**Exercise inputs:**
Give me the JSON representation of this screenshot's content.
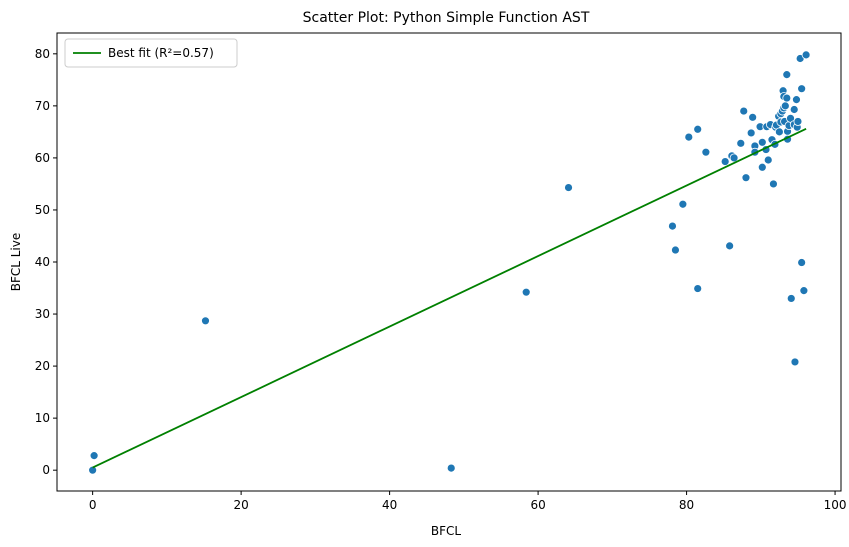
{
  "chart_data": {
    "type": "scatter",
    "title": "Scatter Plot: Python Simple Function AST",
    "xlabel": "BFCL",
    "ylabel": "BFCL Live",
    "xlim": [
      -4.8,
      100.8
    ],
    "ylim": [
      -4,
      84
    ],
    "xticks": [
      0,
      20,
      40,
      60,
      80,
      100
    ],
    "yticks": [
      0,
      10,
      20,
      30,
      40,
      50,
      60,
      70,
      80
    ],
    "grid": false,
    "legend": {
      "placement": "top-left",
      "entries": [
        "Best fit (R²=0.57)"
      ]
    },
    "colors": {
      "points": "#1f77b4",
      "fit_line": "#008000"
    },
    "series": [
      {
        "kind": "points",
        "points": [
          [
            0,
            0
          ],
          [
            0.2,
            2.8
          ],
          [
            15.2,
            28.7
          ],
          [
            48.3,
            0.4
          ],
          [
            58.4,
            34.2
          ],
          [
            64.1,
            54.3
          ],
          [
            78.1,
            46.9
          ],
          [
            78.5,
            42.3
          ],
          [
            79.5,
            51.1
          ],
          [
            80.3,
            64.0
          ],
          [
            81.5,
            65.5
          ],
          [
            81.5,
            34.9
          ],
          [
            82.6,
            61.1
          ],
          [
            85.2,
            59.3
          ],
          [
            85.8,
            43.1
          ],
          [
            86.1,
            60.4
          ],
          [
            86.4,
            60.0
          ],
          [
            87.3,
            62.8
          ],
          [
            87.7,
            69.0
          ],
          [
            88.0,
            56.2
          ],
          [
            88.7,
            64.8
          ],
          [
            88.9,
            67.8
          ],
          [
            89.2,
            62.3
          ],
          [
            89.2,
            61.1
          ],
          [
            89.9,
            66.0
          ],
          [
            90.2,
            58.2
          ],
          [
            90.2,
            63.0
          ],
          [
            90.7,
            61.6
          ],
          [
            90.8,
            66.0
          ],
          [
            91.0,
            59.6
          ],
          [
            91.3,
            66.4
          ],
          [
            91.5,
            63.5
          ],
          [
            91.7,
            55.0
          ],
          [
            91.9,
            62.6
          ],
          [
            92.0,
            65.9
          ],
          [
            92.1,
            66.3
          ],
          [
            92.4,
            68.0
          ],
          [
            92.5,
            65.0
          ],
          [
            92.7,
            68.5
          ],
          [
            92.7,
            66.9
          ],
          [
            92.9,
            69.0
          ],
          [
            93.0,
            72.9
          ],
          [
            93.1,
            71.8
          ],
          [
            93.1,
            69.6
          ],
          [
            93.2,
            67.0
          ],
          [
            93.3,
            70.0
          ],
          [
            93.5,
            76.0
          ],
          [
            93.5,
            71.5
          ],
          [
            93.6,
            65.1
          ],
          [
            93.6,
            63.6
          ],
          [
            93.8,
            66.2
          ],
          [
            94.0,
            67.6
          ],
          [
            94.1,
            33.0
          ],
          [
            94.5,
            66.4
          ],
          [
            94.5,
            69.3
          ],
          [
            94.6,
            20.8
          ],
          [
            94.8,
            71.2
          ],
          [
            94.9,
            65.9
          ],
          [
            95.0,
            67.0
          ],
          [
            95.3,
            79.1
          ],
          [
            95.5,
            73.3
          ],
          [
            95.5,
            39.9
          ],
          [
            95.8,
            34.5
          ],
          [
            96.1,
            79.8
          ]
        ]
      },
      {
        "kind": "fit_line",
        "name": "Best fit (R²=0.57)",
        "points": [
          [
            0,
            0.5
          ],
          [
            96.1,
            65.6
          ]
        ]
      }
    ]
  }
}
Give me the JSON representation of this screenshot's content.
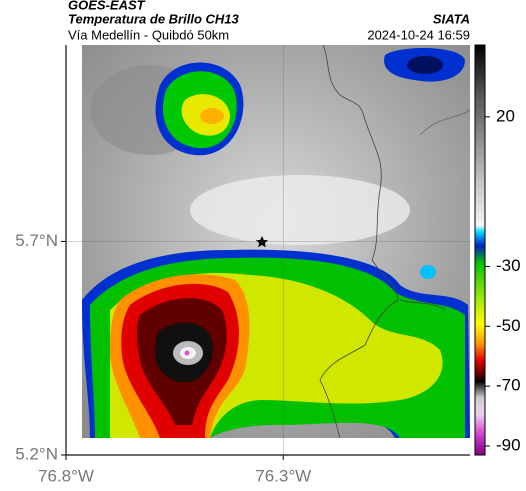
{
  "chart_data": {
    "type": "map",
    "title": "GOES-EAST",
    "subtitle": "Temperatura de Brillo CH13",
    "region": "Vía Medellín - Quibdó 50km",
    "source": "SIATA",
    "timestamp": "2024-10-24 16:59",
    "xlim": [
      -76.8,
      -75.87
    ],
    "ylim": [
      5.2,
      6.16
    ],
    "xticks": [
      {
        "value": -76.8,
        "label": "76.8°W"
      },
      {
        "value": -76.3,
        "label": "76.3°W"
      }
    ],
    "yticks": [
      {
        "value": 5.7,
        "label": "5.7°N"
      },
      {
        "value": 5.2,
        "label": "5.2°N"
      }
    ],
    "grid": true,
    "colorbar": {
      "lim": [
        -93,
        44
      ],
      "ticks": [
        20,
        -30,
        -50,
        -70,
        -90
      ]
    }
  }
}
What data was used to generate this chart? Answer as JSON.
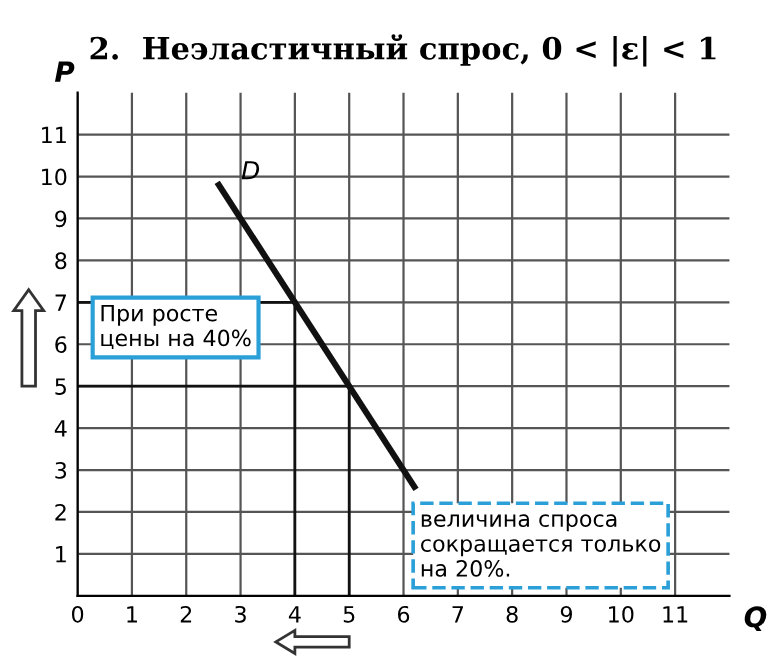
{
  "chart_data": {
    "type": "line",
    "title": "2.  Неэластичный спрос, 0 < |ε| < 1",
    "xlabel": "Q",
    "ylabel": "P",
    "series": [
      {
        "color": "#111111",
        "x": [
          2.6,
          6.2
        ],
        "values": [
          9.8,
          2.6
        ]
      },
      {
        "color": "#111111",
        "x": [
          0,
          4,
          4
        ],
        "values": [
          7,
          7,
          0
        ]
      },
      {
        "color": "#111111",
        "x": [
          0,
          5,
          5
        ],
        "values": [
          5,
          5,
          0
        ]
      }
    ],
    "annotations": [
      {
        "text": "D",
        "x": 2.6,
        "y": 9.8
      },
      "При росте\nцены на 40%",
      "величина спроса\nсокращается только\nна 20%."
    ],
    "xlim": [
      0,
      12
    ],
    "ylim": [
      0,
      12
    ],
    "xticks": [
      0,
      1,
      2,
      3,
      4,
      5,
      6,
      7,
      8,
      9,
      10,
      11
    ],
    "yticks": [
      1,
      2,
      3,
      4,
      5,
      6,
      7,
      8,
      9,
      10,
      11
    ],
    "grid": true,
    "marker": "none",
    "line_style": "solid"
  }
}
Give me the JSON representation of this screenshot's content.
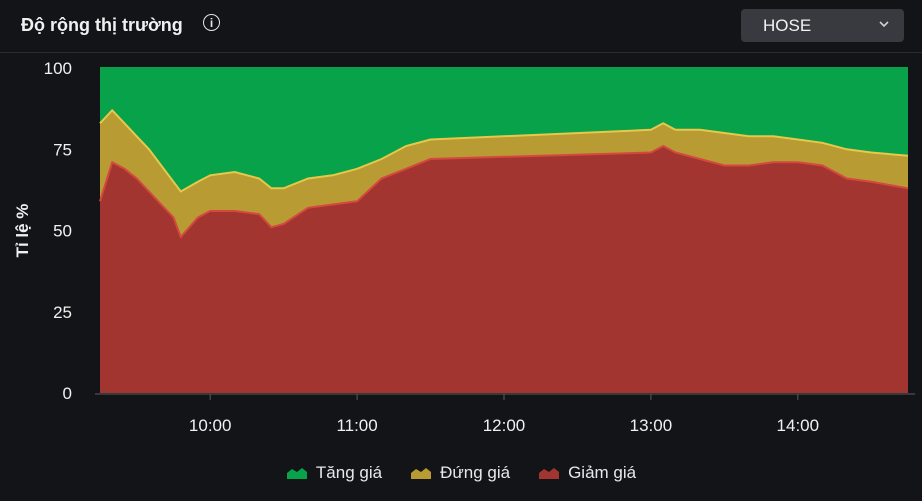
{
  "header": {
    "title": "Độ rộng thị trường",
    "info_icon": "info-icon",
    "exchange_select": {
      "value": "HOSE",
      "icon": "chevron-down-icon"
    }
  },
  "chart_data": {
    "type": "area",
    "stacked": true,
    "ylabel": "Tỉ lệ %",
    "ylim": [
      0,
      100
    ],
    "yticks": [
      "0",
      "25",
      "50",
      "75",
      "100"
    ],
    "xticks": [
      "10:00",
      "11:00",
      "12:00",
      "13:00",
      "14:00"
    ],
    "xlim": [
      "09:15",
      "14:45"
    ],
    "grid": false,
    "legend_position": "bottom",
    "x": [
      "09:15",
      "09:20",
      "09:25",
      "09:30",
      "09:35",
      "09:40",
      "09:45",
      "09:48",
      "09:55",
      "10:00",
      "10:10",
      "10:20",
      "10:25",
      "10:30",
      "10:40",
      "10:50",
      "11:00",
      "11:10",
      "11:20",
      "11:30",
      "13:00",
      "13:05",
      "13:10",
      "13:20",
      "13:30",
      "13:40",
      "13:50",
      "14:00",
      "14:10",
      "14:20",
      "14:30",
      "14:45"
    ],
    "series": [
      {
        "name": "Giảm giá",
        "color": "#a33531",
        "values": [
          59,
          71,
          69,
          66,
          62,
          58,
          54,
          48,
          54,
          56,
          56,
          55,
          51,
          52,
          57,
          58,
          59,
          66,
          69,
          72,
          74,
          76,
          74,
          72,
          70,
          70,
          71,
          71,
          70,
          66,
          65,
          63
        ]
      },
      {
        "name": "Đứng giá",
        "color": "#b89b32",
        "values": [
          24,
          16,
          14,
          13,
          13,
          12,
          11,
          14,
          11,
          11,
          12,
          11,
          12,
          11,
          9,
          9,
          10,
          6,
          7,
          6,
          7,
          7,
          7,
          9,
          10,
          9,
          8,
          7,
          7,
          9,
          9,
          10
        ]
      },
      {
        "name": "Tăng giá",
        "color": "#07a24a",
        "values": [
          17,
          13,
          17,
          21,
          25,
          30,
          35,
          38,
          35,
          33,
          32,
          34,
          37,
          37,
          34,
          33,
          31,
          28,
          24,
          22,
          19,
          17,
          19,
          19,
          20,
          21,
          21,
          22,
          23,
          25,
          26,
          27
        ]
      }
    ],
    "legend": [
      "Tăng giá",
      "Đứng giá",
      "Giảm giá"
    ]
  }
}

**Task goal:** Using the listing above, gather each line that holds the string "name" and copy it.

**Task response:**
        "name": "Best fit (R²=0.57)",
        "name": "Giảm giá",
        "name": "Đứng giá",
        "name": "Tăng giá",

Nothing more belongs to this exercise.